╔══
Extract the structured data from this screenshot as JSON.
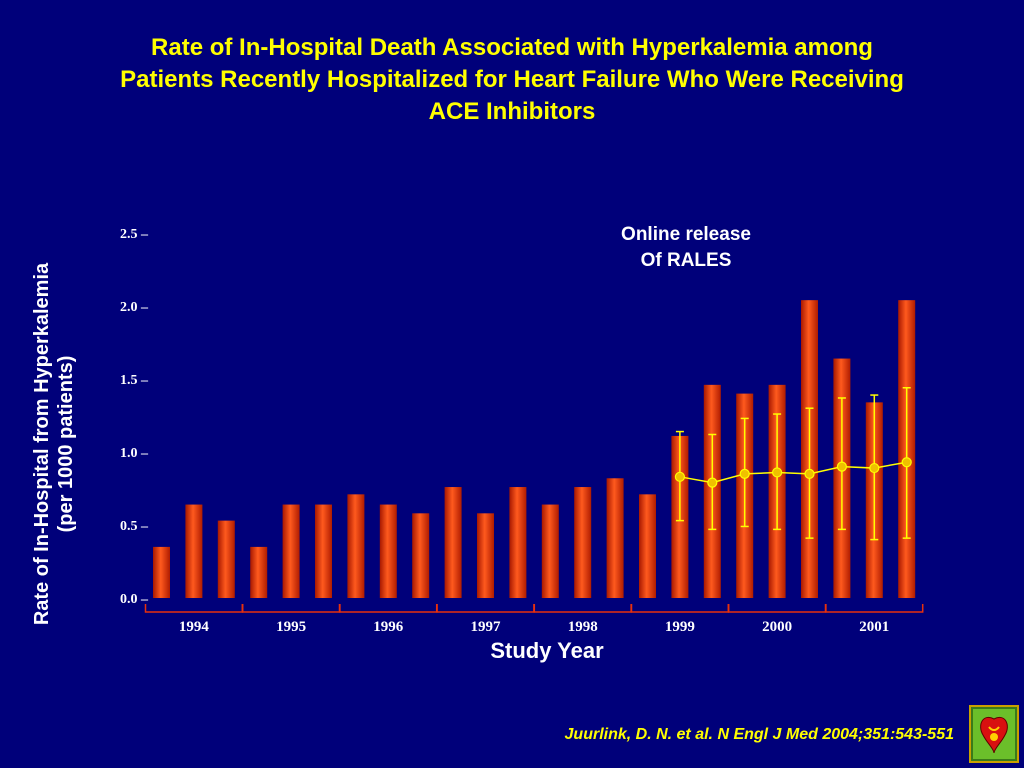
{
  "title": {
    "line1": "Rate of In-Hospital Death Associated with Hyperkalemia among",
    "line2": "Patients Recently Hospitalized for Heart Failure Who Were Receiving",
    "line3": "ACE Inhibitors"
  },
  "annotation": {
    "line1": "Online release",
    "line2": "Of RALES"
  },
  "citation": "Juurlink, D. N. et al. N Engl J Med 2004;351:543-551",
  "logo": {
    "icon": "journal-logo-icon"
  },
  "colors": {
    "background": "#00007a",
    "title": "#ffff00",
    "bar": "#e8300c",
    "line": "#ffff00",
    "text": "#ffffff"
  },
  "chart_data": {
    "type": "bar",
    "ylabel_line1": "Rate of In-Hospital from Hyperkalemia",
    "ylabel_line2": "(per 1000 patients)",
    "xlabel": "Study Year",
    "ylim": [
      0,
      2.5
    ],
    "yticks": [
      "0.0 –",
      "0.5 –",
      "1.0 –",
      "1.5 –",
      "2.0 –",
      "2.5 –"
    ],
    "ytick_values": [
      0.0,
      0.5,
      1.0,
      1.5,
      2.0,
      2.5
    ],
    "grid": false,
    "years": [
      "1994",
      "1995",
      "1996",
      "1997",
      "1998",
      "1999",
      "2000",
      "2001"
    ],
    "bars_per_year": 3,
    "values": [
      0.35,
      0.64,
      0.53,
      0.35,
      0.64,
      0.64,
      0.71,
      0.64,
      0.58,
      0.76,
      0.58,
      0.76,
      0.64,
      0.76,
      0.82,
      0.71,
      1.11,
      1.46,
      1.4,
      1.46,
      2.04,
      1.64,
      1.34,
      2.04
    ],
    "expected": {
      "start_index": 16,
      "values": [
        0.83,
        0.79,
        0.85,
        0.86,
        0.85,
        0.9,
        0.89,
        0.93
      ],
      "lower": [
        0.53,
        0.47,
        0.49,
        0.47,
        0.41,
        0.47,
        0.4,
        0.41
      ],
      "upper": [
        1.14,
        1.12,
        1.23,
        1.26,
        1.3,
        1.37,
        1.39,
        1.44
      ]
    }
  }
}
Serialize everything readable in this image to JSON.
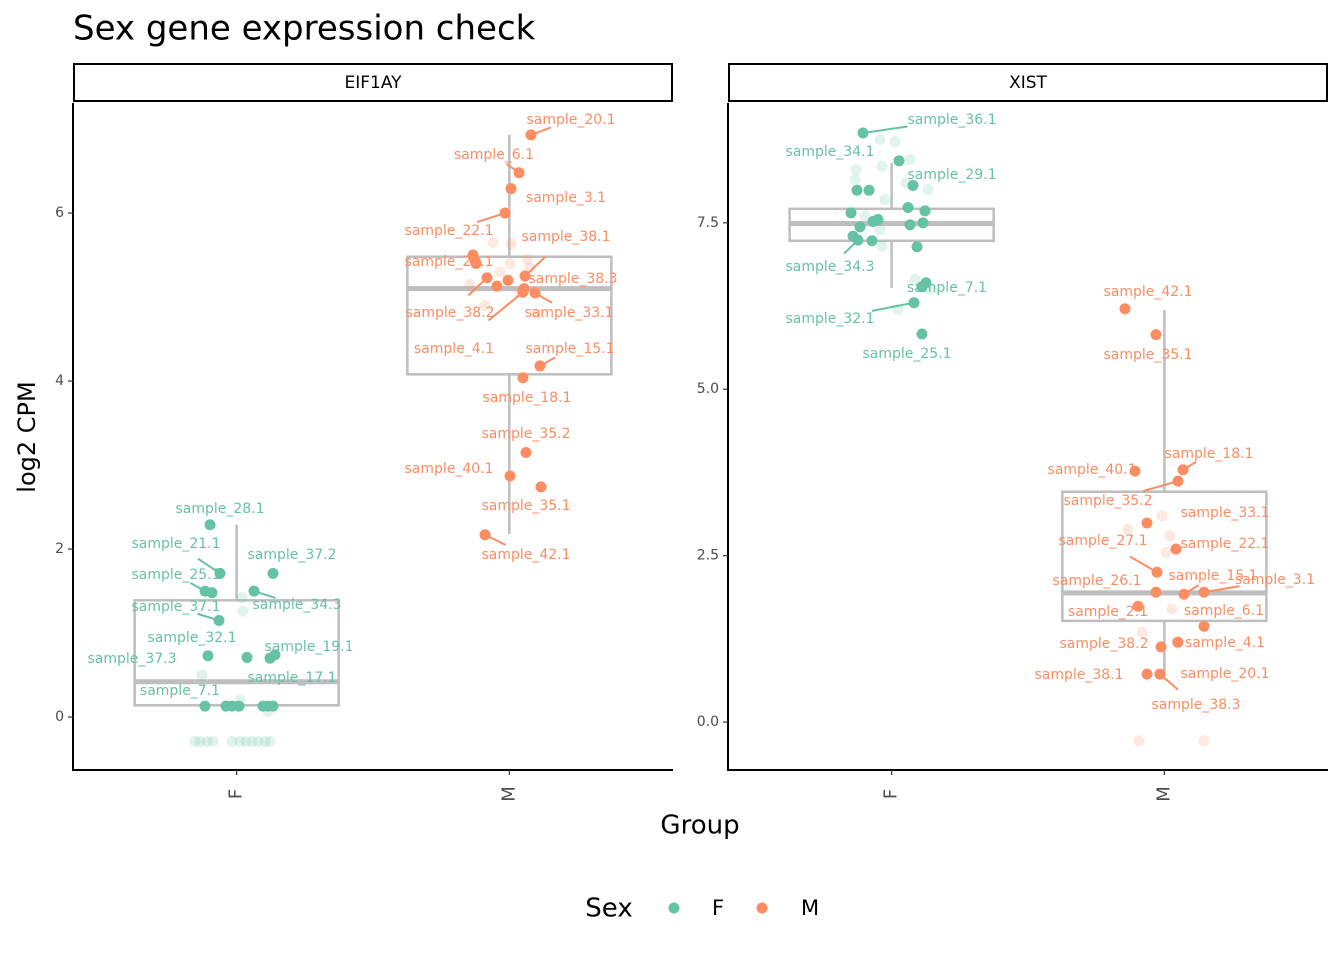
{
  "chart_data": {
    "type": "box",
    "title": "Sex gene expression check",
    "y_label": "log2 CPM",
    "x_label": "Group",
    "legend_title": "Sex",
    "legend": [
      {
        "name": "F",
        "color": "#66c2a5"
      },
      {
        "name": "M",
        "color": "#fc8d62"
      }
    ],
    "panels": [
      {
        "title": "EIF1AY",
        "categories": [
          "F",
          "M"
        ],
        "ylim": [
          -0.63,
          7.31
        ],
        "yticks": [
          0,
          2,
          4,
          6
        ],
        "boxes": [
          {
            "whisker_low": 0.13,
            "q1": 0.14,
            "median": 0.42,
            "q3": 1.39,
            "whisker_high": 2.29
          },
          {
            "whisker_low": 2.18,
            "q1": 4.08,
            "median": 5.1,
            "q3": 5.48,
            "whisker_high": 6.93
          }
        ],
        "series": [
          {
            "name": "F",
            "values": [
              2.29,
              1.71,
              1.71,
              1.5,
              1.5,
              1.15,
              0.73,
              0.74,
              0.71,
              0.7,
              0.13,
              1.48,
              0.13,
              0.13,
              0.13,
              0.13,
              0.13,
              0.13
            ],
            "labels": [
              "sample_28.1",
              "sample_21.1",
              "sample_37.2",
              "sample_25.1",
              "sample_34.3",
              "sample_37.1",
              "sample_32.1",
              "sample_19.1",
              "sample_37.3",
              "sample_17.1",
              "sample_7.1",
              null,
              null,
              null,
              null,
              null,
              null,
              null
            ],
            "faded": [
              -0.29,
              -0.29,
              -0.29,
              -0.29,
              -0.29,
              -0.29,
              -0.29,
              -0.29,
              -0.29,
              -0.29,
              -0.29,
              0.2,
              0.5,
              1.42,
              1.26,
              0.07
            ]
          },
          {
            "name": "M",
            "values": [
              6.93,
              6.48,
              6.29,
              6.0,
              5.25,
              5.43,
              5.1,
              5.23,
              5.05,
              5.06,
              4.18,
              4.04,
              3.15,
              2.87,
              2.74,
              2.17,
              5.5,
              5.4,
              5.13,
              5.2
            ],
            "labels": [
              "sample_20.1",
              "sample_6.1",
              "sample_3.1",
              "sample_22.1",
              "sample_38.1",
              "sample_24.1",
              "sample_38.3",
              "sample_38.2",
              "sample_33.1",
              "sample_4.1",
              "sample_15.1",
              "sample_18.1",
              "sample_35.2",
              "sample_40.1",
              "sample_35.1",
              "sample_42.1",
              null,
              null,
              null,
              null
            ],
            "faded": [
              5.65,
              5.63,
              5.4,
              5.35,
              5.45,
              5.15,
              5.05,
              4.8,
              4.9,
              5.3
            ]
          }
        ]
      },
      {
        "title": "XIST",
        "categories": [
          "F",
          "M"
        ],
        "ylim": [
          -0.72,
          9.3
        ],
        "yticks": [
          {
            "value": 0,
            "label": "0.0"
          },
          2.5,
          {
            "value": 5,
            "label": "5.0"
          },
          7.5
        ],
        "boxes": [
          {
            "whisker_low": 6.52,
            "q1": 7.23,
            "median": 7.49,
            "q3": 7.71,
            "whisker_high": 8.4
          },
          {
            "whisker_low": 0.72,
            "q1": 1.52,
            "median": 1.94,
            "q3": 3.46,
            "whisker_high": 6.19
          }
        ],
        "series": [
          {
            "name": "F",
            "values": [
              8.85,
              8.43,
              8.06,
              7.24,
              6.6,
              6.3,
              5.83,
              7.99,
              7.99,
              7.65,
              7.52,
              7.55,
              7.73,
              7.68,
              7.44,
              7.3,
              7.23,
              7.47,
              7.5,
              7.14,
              6.54
            ],
            "labels": [
              "sample_36.1",
              "sample_34.1",
              "sample_29.1",
              "sample_34.3",
              "sample_7.1",
              "sample_32.1",
              "sample_25.1",
              null,
              null,
              null,
              null,
              null,
              null,
              null,
              null,
              null,
              null,
              null,
              null,
              null,
              null
            ],
            "faded": [
              8.75,
              8.72,
              8.45,
              8.35,
              8.3,
              8.15,
              8.1,
              8.0,
              7.85,
              7.6,
              7.4,
              7.15,
              6.65,
              6.5,
              6.2
            ]
          },
          {
            "name": "M",
            "values": [
              6.21,
              5.82,
              3.77,
              3.79,
              3.62,
              2.99,
              2.25,
              2.6,
              1.92,
              1.95,
              1.95,
              1.74,
              1.44,
              1.13,
              0.72,
              0.72,
              1.2,
              0.72
            ],
            "labels": [
              "sample_42.1",
              "sample_35.1",
              "sample_40.1",
              "sample_18.1",
              "sample_35.2",
              "sample_33.1",
              "sample_27.1",
              "sample_22.1",
              "sample_15.1",
              "sample_3.1",
              "sample_26.1",
              "sample_2.1",
              "sample_6.1",
              "sample_38.2",
              "sample_38.1",
              "sample_20.1",
              "sample_4.1",
              "sample_38.3"
            ],
            "faded": [
              3.1,
              2.9,
              2.8,
              2.55,
              1.35,
              1.7,
              1.2,
              -0.28,
              -0.28
            ]
          }
        ]
      }
    ]
  }
}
╚══
From the first line to the last, copy the records exactly and skip the pictures.

Extract the structured data from this screenshot as JSON.
{
  "title": {
    "line1": "Rate of In-Hospital Death Associated with Hyperkalemia among",
    "line2": "Patients Recently Hospitalized for Heart Failure Who Were Receiving",
    "line3": "ACE Inhibitors"
  },
  "annotation": {
    "line1": "Online release",
    "line2": "Of RALES"
  },
  "citation": "Juurlink, D. N. et al. N Engl J Med 2004;351:543-551",
  "logo": {
    "icon": "journal-logo-icon"
  },
  "colors": {
    "background": "#00007a",
    "title": "#ffff00",
    "bar": "#e8300c",
    "line": "#ffff00",
    "text": "#ffffff"
  },
  "chart_data": {
    "type": "bar",
    "ylabel_line1": "Rate of In-Hospital from Hyperkalemia",
    "ylabel_line2": "(per 1000 patients)",
    "xlabel": "Study Year",
    "ylim": [
      0,
      2.5
    ],
    "yticks": [
      "0.0 –",
      "0.5 –",
      "1.0 –",
      "1.5 –",
      "2.0 –",
      "2.5 –"
    ],
    "ytick_values": [
      0.0,
      0.5,
      1.0,
      1.5,
      2.0,
      2.5
    ],
    "grid": false,
    "years": [
      "1994",
      "1995",
      "1996",
      "1997",
      "1998",
      "1999",
      "2000",
      "2001"
    ],
    "bars_per_year": 3,
    "values": [
      0.35,
      0.64,
      0.53,
      0.35,
      0.64,
      0.64,
      0.71,
      0.64,
      0.58,
      0.76,
      0.58,
      0.76,
      0.64,
      0.76,
      0.82,
      0.71,
      1.11,
      1.46,
      1.4,
      1.46,
      2.04,
      1.64,
      1.34,
      2.04
    ],
    "expected": {
      "start_index": 16,
      "values": [
        0.83,
        0.79,
        0.85,
        0.86,
        0.85,
        0.9,
        0.89,
        0.93
      ],
      "lower": [
        0.53,
        0.47,
        0.49,
        0.47,
        0.41,
        0.47,
        0.4,
        0.41
      ],
      "upper": [
        1.14,
        1.12,
        1.23,
        1.26,
        1.3,
        1.37,
        1.39,
        1.44
      ]
    }
  }
}
Serialize everything readable in this image to JSON.
{
  "chart_data": {
    "type": "box",
    "title": "Sex gene expression check",
    "y_label": "log2 CPM",
    "x_label": "Group",
    "legend_title": "Sex",
    "legend": [
      {
        "name": "F",
        "color": "#66c2a5"
      },
      {
        "name": "M",
        "color": "#fc8d62"
      }
    ],
    "panels": [
      {
        "title": "EIF1AY",
        "categories": [
          "F",
          "M"
        ],
        "ylim": [
          -0.63,
          7.31
        ],
        "yticks": [
          0,
          2,
          4,
          6
        ],
        "boxes": [
          {
            "whisker_low": 0.13,
            "q1": 0.14,
            "median": 0.42,
            "q3": 1.39,
            "whisker_high": 2.29
          },
          {
            "whisker_low": 2.18,
            "q1": 4.08,
            "median": 5.1,
            "q3": 5.48,
            "whisker_high": 6.93
          }
        ],
        "series": [
          {
            "name": "F",
            "values": [
              2.29,
              1.71,
              1.71,
              1.5,
              1.5,
              1.15,
              0.73,
              0.74,
              0.71,
              0.7,
              0.13,
              1.48,
              0.13,
              0.13,
              0.13,
              0.13,
              0.13,
              0.13
            ],
            "labels": [
              "sample_28.1",
              "sample_21.1",
              "sample_37.2",
              "sample_25.1",
              "sample_34.3",
              "sample_37.1",
              "sample_32.1",
              "sample_19.1",
              "sample_37.3",
              "sample_17.1",
              "sample_7.1",
              null,
              null,
              null,
              null,
              null,
              null,
              null
            ],
            "faded": [
              -0.29,
              -0.29,
              -0.29,
              -0.29,
              -0.29,
              -0.29,
              -0.29,
              -0.29,
              -0.29,
              -0.29,
              -0.29,
              0.2,
              0.5,
              1.42,
              1.26,
              0.07
            ]
          },
          {
            "name": "M",
            "values": [
              6.93,
              6.48,
              6.29,
              6.0,
              5.25,
              5.43,
              5.1,
              5.23,
              5.05,
              5.06,
              4.18,
              4.04,
              3.15,
              2.87,
              2.74,
              2.17,
              5.5,
              5.4,
              5.13,
              5.2
            ],
            "labels": [
              "sample_20.1",
              "sample_6.1",
              "sample_3.1",
              "sample_22.1",
              "sample_38.1",
              "sample_24.1",
              "sample_38.3",
              "sample_38.2",
              "sample_33.1",
              "sample_4.1",
              "sample_15.1",
              "sample_18.1",
              "sample_35.2",
              "sample_40.1",
              "sample_35.1",
              "sample_42.1",
              null,
              null,
              null,
              null
            ],
            "faded": [
              5.65,
              5.63,
              5.4,
              5.35,
              5.45,
              5.15,
              5.05,
              4.8,
              4.9,
              5.3
            ]
          }
        ]
      },
      {
        "title": "XIST",
        "categories": [
          "F",
          "M"
        ],
        "ylim": [
          -0.72,
          9.3
        ],
        "yticks": [
          {
            "value": 0,
            "label": "0.0"
          },
          2.5,
          {
            "value": 5,
            "label": "5.0"
          },
          7.5
        ],
        "boxes": [
          {
            "whisker_low": 6.52,
            "q1": 7.23,
            "median": 7.49,
            "q3": 7.71,
            "whisker_high": 8.4
          },
          {
            "whisker_low": 0.72,
            "q1": 1.52,
            "median": 1.94,
            "q3": 3.46,
            "whisker_high": 6.19
          }
        ],
        "series": [
          {
            "name": "F",
            "values": [
              8.85,
              8.43,
              8.06,
              7.24,
              6.6,
              6.3,
              5.83,
              7.99,
              7.99,
              7.65,
              7.52,
              7.55,
              7.73,
              7.68,
              7.44,
              7.3,
              7.23,
              7.47,
              7.5,
              7.14,
              6.54
            ],
            "labels": [
              "sample_36.1",
              "sample_34.1",
              "sample_29.1",
              "sample_34.3",
              "sample_7.1",
              "sample_32.1",
              "sample_25.1",
              null,
              null,
              null,
              null,
              null,
              null,
              null,
              null,
              null,
              null,
              null,
              null,
              null,
              null
            ],
            "faded": [
              8.75,
              8.72,
              8.45,
              8.35,
              8.3,
              8.15,
              8.1,
              8.0,
              7.85,
              7.6,
              7.4,
              7.15,
              6.65,
              6.5,
              6.2
            ]
          },
          {
            "name": "M",
            "values": [
              6.21,
              5.82,
              3.77,
              3.79,
              3.62,
              2.99,
              2.25,
              2.6,
              1.92,
              1.95,
              1.95,
              1.74,
              1.44,
              1.13,
              0.72,
              0.72,
              1.2,
              0.72
            ],
            "labels": [
              "sample_42.1",
              "sample_35.1",
              "sample_40.1",
              "sample_18.1",
              "sample_35.2",
              "sample_33.1",
              "sample_27.1",
              "sample_22.1",
              "sample_15.1",
              "sample_3.1",
              "sample_26.1",
              "sample_2.1",
              "sample_6.1",
              "sample_38.2",
              "sample_38.1",
              "sample_20.1",
              "sample_4.1",
              "sample_38.3"
            ],
            "faded": [
              3.1,
              2.9,
              2.8,
              2.55,
              1.35,
              1.7,
              1.2,
              -0.28,
              -0.28
            ]
          }
        ]
      }
    ]
  }
}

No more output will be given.